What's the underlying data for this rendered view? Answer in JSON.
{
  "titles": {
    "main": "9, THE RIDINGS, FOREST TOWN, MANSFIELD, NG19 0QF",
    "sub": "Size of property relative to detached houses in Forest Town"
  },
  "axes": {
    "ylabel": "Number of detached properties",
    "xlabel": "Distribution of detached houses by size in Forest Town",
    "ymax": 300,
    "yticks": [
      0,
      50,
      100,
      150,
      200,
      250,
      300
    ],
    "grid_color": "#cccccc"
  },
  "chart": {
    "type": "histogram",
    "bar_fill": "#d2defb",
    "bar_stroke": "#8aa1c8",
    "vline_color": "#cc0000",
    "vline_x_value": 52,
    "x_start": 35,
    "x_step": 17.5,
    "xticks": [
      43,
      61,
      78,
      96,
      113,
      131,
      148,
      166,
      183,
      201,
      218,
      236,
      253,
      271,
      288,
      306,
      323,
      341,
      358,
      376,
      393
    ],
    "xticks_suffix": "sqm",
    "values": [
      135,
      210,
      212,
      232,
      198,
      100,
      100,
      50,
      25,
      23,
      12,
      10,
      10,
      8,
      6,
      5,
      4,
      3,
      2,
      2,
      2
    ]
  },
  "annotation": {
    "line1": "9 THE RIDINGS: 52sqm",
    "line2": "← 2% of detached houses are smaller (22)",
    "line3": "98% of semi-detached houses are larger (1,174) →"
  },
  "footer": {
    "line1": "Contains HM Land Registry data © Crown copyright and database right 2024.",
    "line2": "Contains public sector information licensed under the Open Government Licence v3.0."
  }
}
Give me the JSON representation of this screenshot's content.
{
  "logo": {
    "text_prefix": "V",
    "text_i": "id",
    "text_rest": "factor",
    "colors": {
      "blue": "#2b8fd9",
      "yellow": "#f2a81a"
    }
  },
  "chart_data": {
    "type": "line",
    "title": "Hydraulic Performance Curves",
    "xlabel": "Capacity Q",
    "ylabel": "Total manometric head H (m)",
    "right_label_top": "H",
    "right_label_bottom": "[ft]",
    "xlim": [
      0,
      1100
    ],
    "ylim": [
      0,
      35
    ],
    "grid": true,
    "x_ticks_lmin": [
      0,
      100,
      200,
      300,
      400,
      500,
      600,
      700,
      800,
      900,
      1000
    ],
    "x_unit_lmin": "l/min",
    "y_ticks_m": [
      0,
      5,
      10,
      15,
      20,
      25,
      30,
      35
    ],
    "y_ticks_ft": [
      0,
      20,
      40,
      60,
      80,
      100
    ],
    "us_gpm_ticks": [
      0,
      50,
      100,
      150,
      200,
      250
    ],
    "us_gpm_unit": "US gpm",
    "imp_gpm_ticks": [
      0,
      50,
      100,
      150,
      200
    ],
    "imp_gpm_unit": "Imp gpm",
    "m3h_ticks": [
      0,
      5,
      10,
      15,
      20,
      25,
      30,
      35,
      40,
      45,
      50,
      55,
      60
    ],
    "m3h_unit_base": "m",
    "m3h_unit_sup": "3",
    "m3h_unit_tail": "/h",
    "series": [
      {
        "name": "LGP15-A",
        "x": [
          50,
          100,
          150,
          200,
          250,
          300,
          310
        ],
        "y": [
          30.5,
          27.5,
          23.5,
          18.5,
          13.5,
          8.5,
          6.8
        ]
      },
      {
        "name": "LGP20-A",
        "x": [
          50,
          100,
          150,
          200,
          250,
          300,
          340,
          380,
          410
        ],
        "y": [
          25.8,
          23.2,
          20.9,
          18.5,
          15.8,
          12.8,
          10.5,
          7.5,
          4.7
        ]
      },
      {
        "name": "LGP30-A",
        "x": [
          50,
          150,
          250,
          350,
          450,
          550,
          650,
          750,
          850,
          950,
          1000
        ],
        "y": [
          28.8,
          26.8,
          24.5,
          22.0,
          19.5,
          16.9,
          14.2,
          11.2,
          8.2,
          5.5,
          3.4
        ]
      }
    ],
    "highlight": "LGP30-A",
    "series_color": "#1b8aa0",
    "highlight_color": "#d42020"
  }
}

■ STATED TASK: Would you write down every record again, exactly?

■ TASK OUTPUT:
What's the underlying data for this rendered view? Answer in JSON.
{
  "titles": {
    "main": "9, THE RIDINGS, FOREST TOWN, MANSFIELD, NG19 0QF",
    "sub": "Size of property relative to detached houses in Forest Town"
  },
  "axes": {
    "ylabel": "Number of detached properties",
    "xlabel": "Distribution of detached houses by size in Forest Town",
    "ymax": 300,
    "yticks": [
      0,
      50,
      100,
      150,
      200,
      250,
      300
    ],
    "grid_color": "#cccccc"
  },
  "chart": {
    "type": "histogram",
    "bar_fill": "#d2defb",
    "bar_stroke": "#8aa1c8",
    "vline_color": "#cc0000",
    "vline_x_value": 52,
    "x_start": 35,
    "x_step": 17.5,
    "xticks": [
      43,
      61,
      78,
      96,
      113,
      131,
      148,
      166,
      183,
      201,
      218,
      236,
      253,
      271,
      288,
      306,
      323,
      341,
      358,
      376,
      393
    ],
    "xticks_suffix": "sqm",
    "values": [
      135,
      210,
      212,
      232,
      198,
      100,
      100,
      50,
      25,
      23,
      12,
      10,
      10,
      8,
      6,
      5,
      4,
      3,
      2,
      2,
      2
    ]
  },
  "annotation": {
    "line1": "9 THE RIDINGS: 52sqm",
    "line2": "← 2% of detached houses are smaller (22)",
    "line3": "98% of semi-detached houses are larger (1,174) →"
  },
  "footer": {
    "line1": "Contains HM Land Registry data © Crown copyright and database right 2024.",
    "line2": "Contains public sector information licensed under the Open Government Licence v3.0."
  }
}
Give me the JSON representation of this screenshot's content.
{
  "logo": {
    "text_prefix": "V",
    "text_i": "id",
    "text_rest": "factor",
    "colors": {
      "blue": "#2b8fd9",
      "yellow": "#f2a81a"
    }
  },
  "chart_data": {
    "type": "line",
    "title": "Hydraulic Performance Curves",
    "xlabel": "Capacity Q",
    "ylabel": "Total manometric head H (m)",
    "right_label_top": "H",
    "right_label_bottom": "[ft]",
    "xlim": [
      0,
      1100
    ],
    "ylim": [
      0,
      35
    ],
    "grid": true,
    "x_ticks_lmin": [
      0,
      100,
      200,
      300,
      400,
      500,
      600,
      700,
      800,
      900,
      1000
    ],
    "x_unit_lmin": "l/min",
    "y_ticks_m": [
      0,
      5,
      10,
      15,
      20,
      25,
      30,
      35
    ],
    "y_ticks_ft": [
      0,
      20,
      40,
      60,
      80,
      100
    ],
    "us_gpm_ticks": [
      0,
      50,
      100,
      150,
      200,
      250
    ],
    "us_gpm_unit": "US gpm",
    "imp_gpm_ticks": [
      0,
      50,
      100,
      150,
      200
    ],
    "imp_gpm_unit": "Imp gpm",
    "m3h_ticks": [
      0,
      5,
      10,
      15,
      20,
      25,
      30,
      35,
      40,
      45,
      50,
      55,
      60
    ],
    "m3h_unit_base": "m",
    "m3h_unit_sup": "3",
    "m3h_unit_tail": "/h",
    "series": [
      {
        "name": "LGP15-A",
        "x": [
          50,
          100,
          150,
          200,
          250,
          300,
          310
        ],
        "y": [
          30.5,
          27.5,
          23.5,
          18.5,
          13.5,
          8.5,
          6.8
        ]
      },
      {
        "name": "LGP20-A",
        "x": [
          50,
          100,
          150,
          200,
          250,
          300,
          340,
          380,
          410
        ],
        "y": [
          25.8,
          23.2,
          20.9,
          18.5,
          15.8,
          12.8,
          10.5,
          7.5,
          4.7
        ]
      },
      {
        "name": "LGP30-A",
        "x": [
          50,
          150,
          250,
          350,
          450,
          550,
          650,
          750,
          850,
          950,
          1000
        ],
        "y": [
          28.8,
          26.8,
          24.5,
          22.0,
          19.5,
          16.9,
          14.2,
          11.2,
          8.2,
          5.5,
          3.4
        ]
      }
    ],
    "highlight": "LGP30-A",
    "series_color": "#1b8aa0",
    "highlight_color": "#d42020"
  }
}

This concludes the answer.